--- begin Working data ---

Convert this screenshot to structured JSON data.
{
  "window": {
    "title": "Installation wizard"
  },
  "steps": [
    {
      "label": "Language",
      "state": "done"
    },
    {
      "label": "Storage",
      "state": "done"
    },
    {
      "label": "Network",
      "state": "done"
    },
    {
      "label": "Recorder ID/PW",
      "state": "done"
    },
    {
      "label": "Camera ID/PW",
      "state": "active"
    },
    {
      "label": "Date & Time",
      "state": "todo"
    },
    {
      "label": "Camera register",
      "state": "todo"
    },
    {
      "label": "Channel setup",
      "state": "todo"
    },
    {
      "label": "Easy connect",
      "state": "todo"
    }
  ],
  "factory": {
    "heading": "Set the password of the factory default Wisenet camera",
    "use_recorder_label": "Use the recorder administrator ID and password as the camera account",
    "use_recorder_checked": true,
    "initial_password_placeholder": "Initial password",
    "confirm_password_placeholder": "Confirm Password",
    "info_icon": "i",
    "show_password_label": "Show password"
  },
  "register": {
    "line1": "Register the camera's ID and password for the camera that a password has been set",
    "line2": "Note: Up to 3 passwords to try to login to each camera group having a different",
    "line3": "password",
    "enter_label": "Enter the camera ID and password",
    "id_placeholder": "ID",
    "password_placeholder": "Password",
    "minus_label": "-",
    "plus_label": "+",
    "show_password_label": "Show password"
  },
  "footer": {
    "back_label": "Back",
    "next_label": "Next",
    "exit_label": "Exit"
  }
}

--- end Working data ---

■ Directions ■
All of the data above should be transcribed exactly.

■ Full answer ■
Convert this screenshot to structured JSON data.
{
  "window": {
    "title": "Installation wizard"
  },
  "steps": [
    {
      "label": "Language",
      "state": "done"
    },
    {
      "label": "Storage",
      "state": "done"
    },
    {
      "label": "Network",
      "state": "done"
    },
    {
      "label": "Recorder ID/PW",
      "state": "done"
    },
    {
      "label": "Camera ID/PW",
      "state": "active"
    },
    {
      "label": "Date & Time",
      "state": "todo"
    },
    {
      "label": "Camera register",
      "state": "todo"
    },
    {
      "label": "Channel setup",
      "state": "todo"
    },
    {
      "label": "Easy connect",
      "state": "todo"
    }
  ],
  "factory": {
    "heading": "Set the password of the factory default Wisenet camera",
    "use_recorder_label": "Use the recorder administrator ID and password as the camera account",
    "use_recorder_checked": true,
    "initial_password_placeholder": "Initial password",
    "confirm_password_placeholder": "Confirm Password",
    "info_icon": "i",
    "show_password_label": "Show password"
  },
  "register": {
    "line1": "Register the camera's ID and password for the camera that a password has been set",
    "line2": "Note: Up to 3 passwords to try to login to each camera group having a different",
    "line3": "password",
    "enter_label": "Enter the camera ID and password",
    "id_placeholder": "ID",
    "password_placeholder": "Password",
    "minus_label": "-",
    "plus_label": "+",
    "show_password_label": "Show password"
  },
  "footer": {
    "back_label": "Back",
    "next_label": "Next",
    "exit_label": "Exit"
  }
}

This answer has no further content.